ЗАДАНИЕ
Повторите все записи ниже слово в слово, не меняя ни одного символа. Изображения в ответ не включайте.

(Списки элементов и областей)
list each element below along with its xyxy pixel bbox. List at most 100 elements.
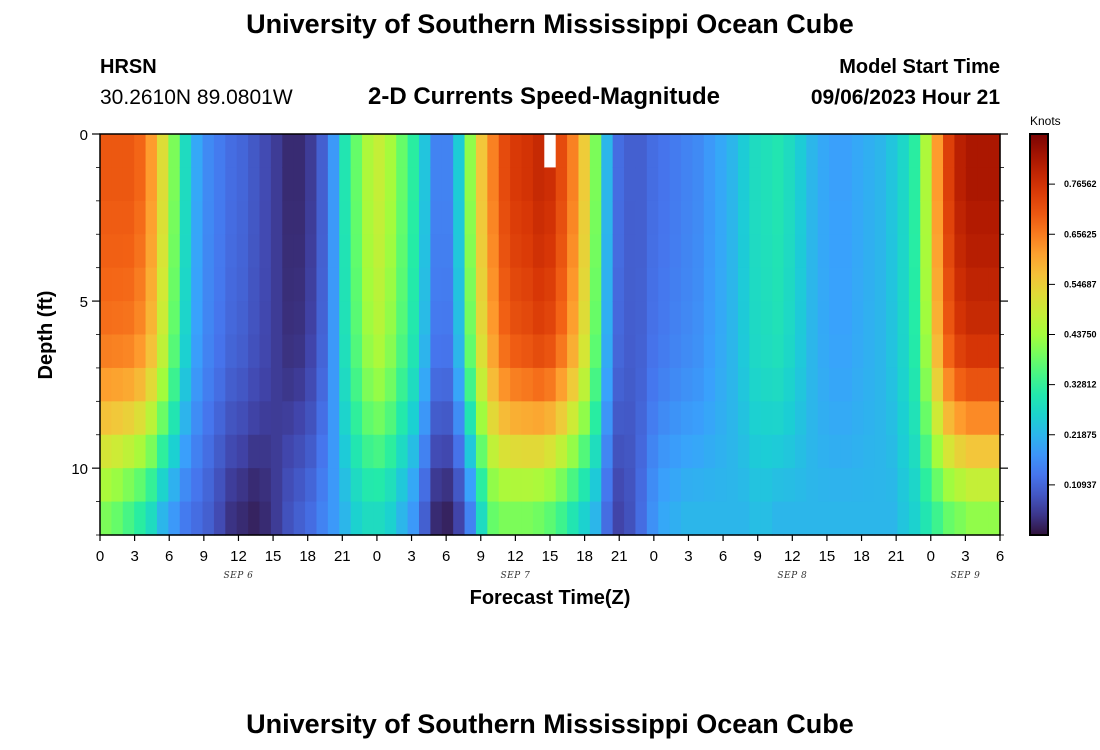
heatmap-cell: [681, 200, 693, 235]
heatmap-cell: [635, 434, 648, 469]
heatmap-cell: [863, 334, 876, 369]
heatmap-cell: [977, 200, 990, 235]
heatmap-cell: [305, 301, 318, 336]
heatmap-cell: [145, 167, 158, 202]
heatmap-cell: [339, 267, 352, 302]
heatmap-cell: [305, 401, 318, 436]
heatmap-cell: [977, 334, 990, 369]
heatmap-cell: [373, 334, 386, 369]
heatmap-cell: [897, 267, 910, 302]
heatmap-cell: [943, 367, 956, 402]
heatmap-cell: [407, 401, 420, 436]
heatmap-cell: [806, 334, 819, 369]
heatmap-cell: [122, 367, 135, 402]
heatmap-cell: [669, 468, 682, 503]
heatmap-cell: [601, 401, 614, 436]
heatmap-cell: [931, 434, 944, 469]
heatmap-cell: [248, 200, 261, 235]
heatmap-cell: [282, 301, 295, 336]
heatmap-cell: [362, 134, 375, 169]
heatmap-cell: [681, 267, 693, 302]
heatmap-cell: [578, 334, 591, 369]
heatmap-cell: [703, 234, 716, 269]
heatmap-cell: [293, 501, 306, 536]
heatmap-cell: [567, 167, 580, 202]
heatmap-cell: [168, 468, 181, 503]
heatmap-cell: [737, 501, 750, 536]
heatmap-cell: [589, 434, 602, 469]
heatmap-cell: [236, 167, 249, 202]
heatmap-cell: [362, 501, 375, 536]
heatmap-cell: [339, 401, 352, 436]
heatmap-cell: [544, 167, 557, 202]
heatmap-cell: [908, 200, 921, 235]
heatmap-cell: [601, 301, 614, 336]
heatmap-cell: [111, 301, 124, 336]
heatmap-cell: [760, 267, 773, 302]
heatmap-cell: [441, 267, 454, 302]
heatmap-cell: [407, 468, 420, 503]
heatmap-cell: [259, 401, 272, 436]
heatmap-cell: [350, 301, 363, 336]
heatmap-cell: [794, 501, 807, 536]
heatmap-cell: [635, 267, 648, 302]
heatmap-cell: [430, 200, 443, 235]
heatmap-cell: [863, 267, 876, 302]
heatmap-cell: [578, 501, 591, 536]
heatmap-cell: [578, 367, 591, 402]
heatmap-cell: [669, 401, 682, 436]
heatmap-cell: [669, 301, 682, 336]
heatmap-cell: [977, 501, 990, 536]
heatmap-cell: [510, 200, 523, 235]
heatmap-cell: [851, 234, 864, 269]
heatmap-cell: [783, 334, 796, 369]
heatmap-cell: [498, 200, 511, 235]
heatmap-cell: [305, 234, 318, 269]
heatmap-cell: [134, 401, 147, 436]
heatmap-cell: [772, 334, 785, 369]
y-tick-label: 10: [71, 461, 88, 478]
heatmap-cell: [851, 468, 864, 503]
heatmap-cell: [475, 367, 488, 402]
heatmap-cell: [407, 200, 420, 235]
heatmap-cell: [213, 434, 226, 469]
heatmap-cell: [145, 434, 158, 469]
heatmap-cell: [179, 501, 192, 536]
heatmap-cell: [248, 301, 261, 336]
heatmap-cell: [350, 434, 363, 469]
heatmap-cell: [544, 434, 557, 469]
heatmap-cell: [692, 301, 705, 336]
heatmap-cell: [384, 501, 397, 536]
heatmap-cell: [920, 134, 933, 169]
heatmap-cell: [156, 200, 169, 235]
heatmap-cell: [806, 234, 819, 269]
heatmap-cell: [430, 267, 443, 302]
heatmap-cell: [259, 267, 272, 302]
colorbar-labels: 0.76562 0.65625 0.54687 0.43750 0.32812 0.218…: [1048, 179, 1097, 490]
heatmap-cell: [236, 501, 249, 536]
x-tick-label: 9: [200, 548, 208, 565]
heatmap-cell: [487, 200, 500, 235]
heatmap-cell: [555, 468, 568, 503]
heatmap-cell: [749, 267, 762, 302]
x-tick-label: 12: [784, 548, 801, 565]
colorbar-label: 0.65625: [1064, 229, 1097, 239]
heatmap-cell: [589, 367, 602, 402]
heatmap-cell: [703, 434, 716, 469]
heatmap-cell: [851, 301, 864, 336]
heatmap-cell: [954, 301, 967, 336]
heatmap-cell: [498, 468, 511, 503]
heatmap-cell: [931, 134, 944, 169]
heatmap-cell: [213, 501, 226, 536]
heatmap-cell: [396, 401, 409, 436]
heatmap-cell: [612, 200, 625, 235]
heatmap-cell: [418, 434, 431, 469]
x-tick-label: 15: [819, 548, 836, 565]
colorbar-label: 0.10937: [1064, 480, 1097, 490]
heatmap-cell: [988, 234, 1001, 269]
heatmap-cell: [293, 134, 306, 169]
heatmap-cell: [316, 501, 329, 536]
heatmap-cell: [749, 401, 762, 436]
heatmap-cell: [954, 334, 967, 369]
heatmap-cell: [510, 267, 523, 302]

РЕШЕНИЕ
list each element below along with its xyxy pixel bbox. List at most 100 elements.
heatmap-cell: [681, 200, 693, 235]
heatmap-cell: [635, 434, 648, 469]
heatmap-cell: [863, 334, 876, 369]
heatmap-cell: [977, 200, 990, 235]
heatmap-cell: [305, 301, 318, 336]
heatmap-cell: [145, 167, 158, 202]
heatmap-cell: [339, 267, 352, 302]
heatmap-cell: [305, 401, 318, 436]
heatmap-cell: [977, 334, 990, 369]
heatmap-cell: [373, 334, 386, 369]
heatmap-cell: [897, 267, 910, 302]
heatmap-cell: [943, 367, 956, 402]
heatmap-cell: [407, 401, 420, 436]
heatmap-cell: [806, 334, 819, 369]
heatmap-cell: [122, 367, 135, 402]
heatmap-cell: [669, 468, 682, 503]
heatmap-cell: [601, 401, 614, 436]
heatmap-cell: [931, 434, 944, 469]
heatmap-cell: [248, 200, 261, 235]
heatmap-cell: [282, 301, 295, 336]
heatmap-cell: [362, 134, 375, 169]
heatmap-cell: [681, 267, 693, 302]
heatmap-cell: [578, 334, 591, 369]
heatmap-cell: [703, 234, 716, 269]
heatmap-cell: [293, 501, 306, 536]
heatmap-cell: [567, 167, 580, 202]
heatmap-cell: [168, 468, 181, 503]
heatmap-cell: [737, 501, 750, 536]
heatmap-cell: [589, 434, 602, 469]
heatmap-cell: [236, 167, 249, 202]
heatmap-cell: [362, 501, 375, 536]
heatmap-cell: [339, 401, 352, 436]
heatmap-cell: [544, 167, 557, 202]
heatmap-cell: [908, 200, 921, 235]
heatmap-cell: [601, 301, 614, 336]
heatmap-cell: [111, 301, 124, 336]
heatmap-cell: [760, 267, 773, 302]
heatmap-cell: [441, 267, 454, 302]
heatmap-cell: [407, 468, 420, 503]
heatmap-cell: [259, 401, 272, 436]
heatmap-cell: [350, 301, 363, 336]
heatmap-cell: [794, 501, 807, 536]
heatmap-cell: [635, 267, 648, 302]
heatmap-cell: [430, 200, 443, 235]
heatmap-cell: [863, 267, 876, 302]
heatmap-cell: [578, 501, 591, 536]
heatmap-cell: [578, 367, 591, 402]
heatmap-cell: [669, 401, 682, 436]
heatmap-cell: [669, 301, 682, 336]
heatmap-cell: [977, 501, 990, 536]
heatmap-cell: [510, 200, 523, 235]
heatmap-cell: [851, 234, 864, 269]
heatmap-cell: [783, 334, 796, 369]
heatmap-cell: [498, 200, 511, 235]
heatmap-cell: [305, 234, 318, 269]
heatmap-cell: [134, 401, 147, 436]
heatmap-cell: [772, 334, 785, 369]
y-tick-label: 10: [71, 461, 88, 478]
heatmap-cell: [851, 468, 864, 503]
heatmap-cell: [475, 367, 488, 402]
heatmap-cell: [407, 200, 420, 235]
heatmap-cell: [213, 434, 226, 469]
heatmap-cell: [145, 434, 158, 469]
heatmap-cell: [179, 501, 192, 536]
heatmap-cell: [248, 301, 261, 336]
heatmap-cell: [350, 434, 363, 469]
heatmap-cell: [544, 434, 557, 469]
heatmap-cell: [692, 301, 705, 336]
heatmap-cell: [384, 501, 397, 536]
heatmap-cell: [920, 134, 933, 169]
heatmap-cell: [156, 200, 169, 235]
heatmap-cell: [806, 234, 819, 269]
heatmap-cell: [430, 267, 443, 302]
heatmap-cell: [259, 267, 272, 302]
colorbar-labels: 0.76562 0.65625 0.54687 0.43750 0.32812 0.218…: [1048, 179, 1097, 490]
heatmap-cell: [236, 501, 249, 536]
x-tick-label: 9: [200, 548, 208, 565]
heatmap-cell: [487, 200, 500, 235]
heatmap-cell: [555, 468, 568, 503]
heatmap-cell: [749, 267, 762, 302]
x-tick-label: 12: [784, 548, 801, 565]
colorbar-label: 0.65625: [1064, 229, 1097, 239]
heatmap-cell: [589, 367, 602, 402]
heatmap-cell: [703, 434, 716, 469]
heatmap-cell: [851, 301, 864, 336]
heatmap-cell: [954, 301, 967, 336]
heatmap-cell: [498, 468, 511, 503]
heatmap-cell: [931, 134, 944, 169]
heatmap-cell: [213, 501, 226, 536]
heatmap-cell: [396, 401, 409, 436]
heatmap-cell: [612, 200, 625, 235]
heatmap-cell: [418, 434, 431, 469]
x-tick-label: 15: [819, 548, 836, 565]
colorbar-label: 0.10937: [1064, 480, 1097, 490]
heatmap-cell: [988, 234, 1001, 269]
heatmap-cell: [293, 134, 306, 169]
heatmap-cell: [316, 501, 329, 536]
heatmap-cell: [749, 401, 762, 436]
heatmap-cell: [954, 334, 967, 369]
heatmap-cell: [510, 267, 523, 302]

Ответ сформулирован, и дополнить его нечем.